§ DOCUMENT EXCERPT
^^^^^^^^
Table 14-2 Differential Diagnosis of Polyarthritis by Presentation
Acute rheumatic fever
Lyme disease (early)
CTD and overlap syndromes
CTD, connective tissue disease; JIA, juvenile idiopathic arthritis; OA, osteoarthritis.
Calcium pyrophosphate dihydrate (CPPD) deposition disease (pseudogout) is an acute or subacute process in the elderly with involvement of large or small joints (including the second and third metacarpophalangeal joints). Chondrocalcinosis can often be defined radiographically in the knee, symphysis pubis, or triangular cartilage of the wrist. Crystals found within synovial fluid white blood cells are rhomboid-shaped and positively birefringent. In those patients who present at a younger age, other diagnostically important, treatable medical conditions, such as hemochromatosis or hyperparathyroidism must be considered (see Chapter 44).
^^^^^^^^
§ DATA EXCERPTS
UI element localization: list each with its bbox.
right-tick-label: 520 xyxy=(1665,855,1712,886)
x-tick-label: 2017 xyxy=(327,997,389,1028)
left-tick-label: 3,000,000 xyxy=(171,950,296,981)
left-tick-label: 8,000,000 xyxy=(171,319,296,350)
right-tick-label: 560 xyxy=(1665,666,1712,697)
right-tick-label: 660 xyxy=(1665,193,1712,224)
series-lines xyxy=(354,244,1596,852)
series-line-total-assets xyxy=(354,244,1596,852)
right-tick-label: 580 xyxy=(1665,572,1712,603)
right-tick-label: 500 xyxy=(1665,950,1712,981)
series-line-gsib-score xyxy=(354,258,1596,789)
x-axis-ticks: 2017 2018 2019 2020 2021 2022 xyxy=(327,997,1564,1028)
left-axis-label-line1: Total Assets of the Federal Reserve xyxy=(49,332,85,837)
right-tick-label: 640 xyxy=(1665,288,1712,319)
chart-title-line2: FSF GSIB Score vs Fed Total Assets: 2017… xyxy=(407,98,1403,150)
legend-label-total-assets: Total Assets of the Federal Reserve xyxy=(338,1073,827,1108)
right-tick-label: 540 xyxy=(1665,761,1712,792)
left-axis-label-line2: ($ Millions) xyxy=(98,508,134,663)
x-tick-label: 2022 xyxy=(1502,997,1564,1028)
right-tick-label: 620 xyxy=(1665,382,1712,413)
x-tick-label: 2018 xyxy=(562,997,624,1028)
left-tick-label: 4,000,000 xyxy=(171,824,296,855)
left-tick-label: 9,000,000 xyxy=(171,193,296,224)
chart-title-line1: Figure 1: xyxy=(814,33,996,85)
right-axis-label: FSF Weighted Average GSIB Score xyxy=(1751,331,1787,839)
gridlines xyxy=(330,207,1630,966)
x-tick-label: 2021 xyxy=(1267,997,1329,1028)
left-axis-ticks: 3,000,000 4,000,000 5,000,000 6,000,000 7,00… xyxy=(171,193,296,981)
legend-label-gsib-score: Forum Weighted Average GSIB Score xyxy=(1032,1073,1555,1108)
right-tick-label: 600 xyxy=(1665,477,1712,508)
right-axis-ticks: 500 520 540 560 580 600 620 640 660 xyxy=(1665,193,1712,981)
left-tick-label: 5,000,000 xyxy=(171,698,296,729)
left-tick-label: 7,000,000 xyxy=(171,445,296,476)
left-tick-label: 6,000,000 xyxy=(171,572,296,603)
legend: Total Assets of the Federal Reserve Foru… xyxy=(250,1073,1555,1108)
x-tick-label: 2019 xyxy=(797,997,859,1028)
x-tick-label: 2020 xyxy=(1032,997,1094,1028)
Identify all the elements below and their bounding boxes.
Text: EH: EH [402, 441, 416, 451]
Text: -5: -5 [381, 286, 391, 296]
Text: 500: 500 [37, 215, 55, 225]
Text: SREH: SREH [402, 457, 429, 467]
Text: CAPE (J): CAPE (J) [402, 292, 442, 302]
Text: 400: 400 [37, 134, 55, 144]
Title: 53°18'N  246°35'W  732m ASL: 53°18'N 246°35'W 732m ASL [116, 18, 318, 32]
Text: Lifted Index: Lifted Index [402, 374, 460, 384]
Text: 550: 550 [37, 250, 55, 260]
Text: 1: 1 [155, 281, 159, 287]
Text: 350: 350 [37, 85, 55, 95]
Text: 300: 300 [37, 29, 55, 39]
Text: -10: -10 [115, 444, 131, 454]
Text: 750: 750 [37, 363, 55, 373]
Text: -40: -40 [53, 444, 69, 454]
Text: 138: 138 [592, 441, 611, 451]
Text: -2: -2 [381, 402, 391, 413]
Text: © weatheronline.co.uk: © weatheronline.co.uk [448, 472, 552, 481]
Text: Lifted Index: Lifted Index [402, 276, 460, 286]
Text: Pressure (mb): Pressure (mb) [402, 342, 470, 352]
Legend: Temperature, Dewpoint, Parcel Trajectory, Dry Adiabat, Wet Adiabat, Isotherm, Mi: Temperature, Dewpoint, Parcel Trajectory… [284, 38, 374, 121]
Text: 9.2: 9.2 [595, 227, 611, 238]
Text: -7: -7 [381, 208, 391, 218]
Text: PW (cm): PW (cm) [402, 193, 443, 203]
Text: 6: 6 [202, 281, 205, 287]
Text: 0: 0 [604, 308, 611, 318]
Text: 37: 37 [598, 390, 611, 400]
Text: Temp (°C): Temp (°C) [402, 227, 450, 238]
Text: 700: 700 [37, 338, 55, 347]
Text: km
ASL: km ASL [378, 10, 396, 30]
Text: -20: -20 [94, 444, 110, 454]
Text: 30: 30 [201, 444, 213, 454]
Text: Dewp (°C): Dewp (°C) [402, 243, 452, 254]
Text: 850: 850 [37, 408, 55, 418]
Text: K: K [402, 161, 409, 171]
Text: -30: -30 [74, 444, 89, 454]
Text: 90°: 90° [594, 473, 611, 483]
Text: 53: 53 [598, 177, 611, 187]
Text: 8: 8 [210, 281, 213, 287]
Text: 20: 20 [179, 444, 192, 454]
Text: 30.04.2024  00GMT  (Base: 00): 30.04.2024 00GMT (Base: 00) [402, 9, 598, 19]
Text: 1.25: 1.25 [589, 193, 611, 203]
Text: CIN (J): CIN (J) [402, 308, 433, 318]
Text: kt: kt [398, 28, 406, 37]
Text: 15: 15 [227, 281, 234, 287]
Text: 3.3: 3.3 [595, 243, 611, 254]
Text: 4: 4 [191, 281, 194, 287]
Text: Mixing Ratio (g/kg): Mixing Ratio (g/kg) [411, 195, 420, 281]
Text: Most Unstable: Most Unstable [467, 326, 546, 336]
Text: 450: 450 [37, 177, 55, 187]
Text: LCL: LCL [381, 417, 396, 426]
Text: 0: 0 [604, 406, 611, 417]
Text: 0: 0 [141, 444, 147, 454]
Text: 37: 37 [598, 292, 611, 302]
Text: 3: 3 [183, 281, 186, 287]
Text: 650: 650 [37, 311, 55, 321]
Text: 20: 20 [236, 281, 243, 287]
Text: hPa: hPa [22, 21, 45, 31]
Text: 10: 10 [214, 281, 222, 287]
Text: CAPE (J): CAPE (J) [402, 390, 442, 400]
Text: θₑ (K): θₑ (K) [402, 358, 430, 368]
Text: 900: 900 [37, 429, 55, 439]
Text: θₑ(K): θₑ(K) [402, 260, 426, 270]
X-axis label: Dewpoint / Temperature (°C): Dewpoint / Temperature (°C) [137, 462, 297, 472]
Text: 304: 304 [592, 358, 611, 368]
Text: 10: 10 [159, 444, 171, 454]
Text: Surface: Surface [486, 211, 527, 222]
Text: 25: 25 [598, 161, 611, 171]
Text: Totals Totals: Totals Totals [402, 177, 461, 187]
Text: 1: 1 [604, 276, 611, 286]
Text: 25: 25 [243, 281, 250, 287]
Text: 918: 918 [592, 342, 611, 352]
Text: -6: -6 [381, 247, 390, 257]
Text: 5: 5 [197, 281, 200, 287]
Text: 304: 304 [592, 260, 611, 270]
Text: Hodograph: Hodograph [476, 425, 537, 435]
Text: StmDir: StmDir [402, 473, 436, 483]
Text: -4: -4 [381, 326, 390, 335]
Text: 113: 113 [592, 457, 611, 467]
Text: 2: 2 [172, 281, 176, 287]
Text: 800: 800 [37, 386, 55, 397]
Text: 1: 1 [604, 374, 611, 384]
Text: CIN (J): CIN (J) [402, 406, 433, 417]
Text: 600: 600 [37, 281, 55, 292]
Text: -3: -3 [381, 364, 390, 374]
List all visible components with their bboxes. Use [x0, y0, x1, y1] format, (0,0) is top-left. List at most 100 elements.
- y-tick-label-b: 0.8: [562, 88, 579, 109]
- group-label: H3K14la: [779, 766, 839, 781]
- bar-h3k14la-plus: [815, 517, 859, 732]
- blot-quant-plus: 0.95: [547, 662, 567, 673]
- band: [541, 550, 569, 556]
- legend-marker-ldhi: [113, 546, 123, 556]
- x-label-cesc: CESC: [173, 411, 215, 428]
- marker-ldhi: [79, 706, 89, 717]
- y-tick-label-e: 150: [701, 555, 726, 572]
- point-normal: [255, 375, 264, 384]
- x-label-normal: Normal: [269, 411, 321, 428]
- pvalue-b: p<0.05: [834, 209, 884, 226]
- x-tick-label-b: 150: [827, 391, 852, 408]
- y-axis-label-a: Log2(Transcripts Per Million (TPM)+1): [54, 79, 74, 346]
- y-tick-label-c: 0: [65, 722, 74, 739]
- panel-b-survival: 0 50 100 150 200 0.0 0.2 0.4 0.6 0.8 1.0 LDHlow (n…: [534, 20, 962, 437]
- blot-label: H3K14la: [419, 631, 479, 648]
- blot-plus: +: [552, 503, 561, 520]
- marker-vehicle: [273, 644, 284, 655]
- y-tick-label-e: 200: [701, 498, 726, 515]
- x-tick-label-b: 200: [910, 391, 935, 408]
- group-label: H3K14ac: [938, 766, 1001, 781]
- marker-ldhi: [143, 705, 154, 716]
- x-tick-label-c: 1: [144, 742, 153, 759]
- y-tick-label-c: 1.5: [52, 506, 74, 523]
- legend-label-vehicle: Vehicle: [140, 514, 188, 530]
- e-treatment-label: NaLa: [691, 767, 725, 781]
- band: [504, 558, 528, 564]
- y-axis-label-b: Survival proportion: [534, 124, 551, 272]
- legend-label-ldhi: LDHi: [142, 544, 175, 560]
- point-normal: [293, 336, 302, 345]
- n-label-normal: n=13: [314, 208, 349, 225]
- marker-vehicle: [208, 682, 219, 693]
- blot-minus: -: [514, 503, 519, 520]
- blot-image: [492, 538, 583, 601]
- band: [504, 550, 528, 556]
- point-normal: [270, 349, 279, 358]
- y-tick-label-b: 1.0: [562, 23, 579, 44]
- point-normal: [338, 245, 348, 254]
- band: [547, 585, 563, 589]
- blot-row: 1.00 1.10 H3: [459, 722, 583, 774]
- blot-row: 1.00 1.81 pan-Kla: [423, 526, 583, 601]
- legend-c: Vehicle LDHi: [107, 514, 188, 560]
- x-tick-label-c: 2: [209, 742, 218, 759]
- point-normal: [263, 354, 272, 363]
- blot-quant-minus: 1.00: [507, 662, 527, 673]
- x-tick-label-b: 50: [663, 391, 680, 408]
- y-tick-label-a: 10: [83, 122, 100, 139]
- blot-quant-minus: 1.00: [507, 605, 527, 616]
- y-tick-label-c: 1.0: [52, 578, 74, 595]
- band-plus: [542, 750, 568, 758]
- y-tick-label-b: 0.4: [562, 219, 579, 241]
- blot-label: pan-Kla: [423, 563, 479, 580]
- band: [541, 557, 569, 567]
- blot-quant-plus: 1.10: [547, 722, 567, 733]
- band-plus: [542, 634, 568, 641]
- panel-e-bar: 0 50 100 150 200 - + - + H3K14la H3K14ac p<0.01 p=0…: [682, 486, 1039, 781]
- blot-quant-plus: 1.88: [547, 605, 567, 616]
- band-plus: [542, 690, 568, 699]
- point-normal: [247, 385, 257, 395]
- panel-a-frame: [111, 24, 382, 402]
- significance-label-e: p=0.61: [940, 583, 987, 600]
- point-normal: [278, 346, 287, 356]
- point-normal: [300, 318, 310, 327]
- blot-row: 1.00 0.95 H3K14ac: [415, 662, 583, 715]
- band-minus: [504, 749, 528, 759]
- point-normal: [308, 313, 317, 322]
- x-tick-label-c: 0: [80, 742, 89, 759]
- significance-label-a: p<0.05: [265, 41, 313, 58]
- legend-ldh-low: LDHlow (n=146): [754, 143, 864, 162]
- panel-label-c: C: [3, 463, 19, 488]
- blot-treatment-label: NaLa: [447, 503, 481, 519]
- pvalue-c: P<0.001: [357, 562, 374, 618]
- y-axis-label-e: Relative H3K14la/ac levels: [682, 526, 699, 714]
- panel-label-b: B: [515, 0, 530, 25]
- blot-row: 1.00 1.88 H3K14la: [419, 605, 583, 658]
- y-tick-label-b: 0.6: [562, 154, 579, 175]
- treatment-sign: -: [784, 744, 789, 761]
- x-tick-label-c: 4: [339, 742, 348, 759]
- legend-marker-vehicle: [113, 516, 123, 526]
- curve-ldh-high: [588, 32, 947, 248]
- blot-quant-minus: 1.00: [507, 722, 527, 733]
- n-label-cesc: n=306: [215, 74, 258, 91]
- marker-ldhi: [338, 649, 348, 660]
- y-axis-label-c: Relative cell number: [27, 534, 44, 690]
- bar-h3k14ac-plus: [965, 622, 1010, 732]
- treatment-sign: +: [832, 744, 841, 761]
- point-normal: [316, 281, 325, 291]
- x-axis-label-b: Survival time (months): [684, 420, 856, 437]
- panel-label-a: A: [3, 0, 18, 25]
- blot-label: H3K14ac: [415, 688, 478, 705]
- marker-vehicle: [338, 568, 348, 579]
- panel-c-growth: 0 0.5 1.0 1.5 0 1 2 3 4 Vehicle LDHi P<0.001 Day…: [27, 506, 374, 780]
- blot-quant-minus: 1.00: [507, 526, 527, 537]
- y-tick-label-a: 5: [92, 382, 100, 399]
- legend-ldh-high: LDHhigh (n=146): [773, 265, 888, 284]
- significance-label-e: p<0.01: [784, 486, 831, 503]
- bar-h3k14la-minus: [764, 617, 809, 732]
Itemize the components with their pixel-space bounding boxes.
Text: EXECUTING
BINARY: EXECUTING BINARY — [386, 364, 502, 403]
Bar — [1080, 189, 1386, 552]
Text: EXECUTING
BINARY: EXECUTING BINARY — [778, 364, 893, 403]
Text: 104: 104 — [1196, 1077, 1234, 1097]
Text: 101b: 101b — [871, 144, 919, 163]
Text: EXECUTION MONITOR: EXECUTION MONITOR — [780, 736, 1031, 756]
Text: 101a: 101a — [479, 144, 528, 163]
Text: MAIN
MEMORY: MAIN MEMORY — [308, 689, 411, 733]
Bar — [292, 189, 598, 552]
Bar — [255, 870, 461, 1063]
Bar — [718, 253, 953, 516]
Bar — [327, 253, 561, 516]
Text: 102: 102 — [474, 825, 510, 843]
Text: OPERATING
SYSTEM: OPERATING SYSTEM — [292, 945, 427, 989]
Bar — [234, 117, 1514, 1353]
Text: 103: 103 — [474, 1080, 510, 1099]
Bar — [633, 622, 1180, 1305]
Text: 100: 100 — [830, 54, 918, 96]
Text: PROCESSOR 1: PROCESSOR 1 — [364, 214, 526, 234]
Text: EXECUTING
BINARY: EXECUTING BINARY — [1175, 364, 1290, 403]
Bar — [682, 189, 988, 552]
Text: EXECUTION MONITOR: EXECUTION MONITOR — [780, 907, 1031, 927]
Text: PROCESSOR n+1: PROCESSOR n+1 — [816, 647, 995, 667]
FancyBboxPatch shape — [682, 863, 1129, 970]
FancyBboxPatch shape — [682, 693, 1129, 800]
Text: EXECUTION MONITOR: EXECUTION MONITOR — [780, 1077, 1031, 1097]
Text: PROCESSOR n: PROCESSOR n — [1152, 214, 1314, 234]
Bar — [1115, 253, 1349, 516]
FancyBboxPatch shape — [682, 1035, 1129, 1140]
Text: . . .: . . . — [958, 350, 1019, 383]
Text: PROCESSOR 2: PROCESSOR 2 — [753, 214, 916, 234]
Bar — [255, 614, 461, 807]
^^^^^^^^
§ WHAT YOU HAVE TO DO
Please state the shape and birefringence of the crystals found within synovial fluid white blood cells in CPPD deposition disease, according to the polyarthritis excerpt above.

§ ANSWER BOX
They are rhomboid-shaped and positively birefringent.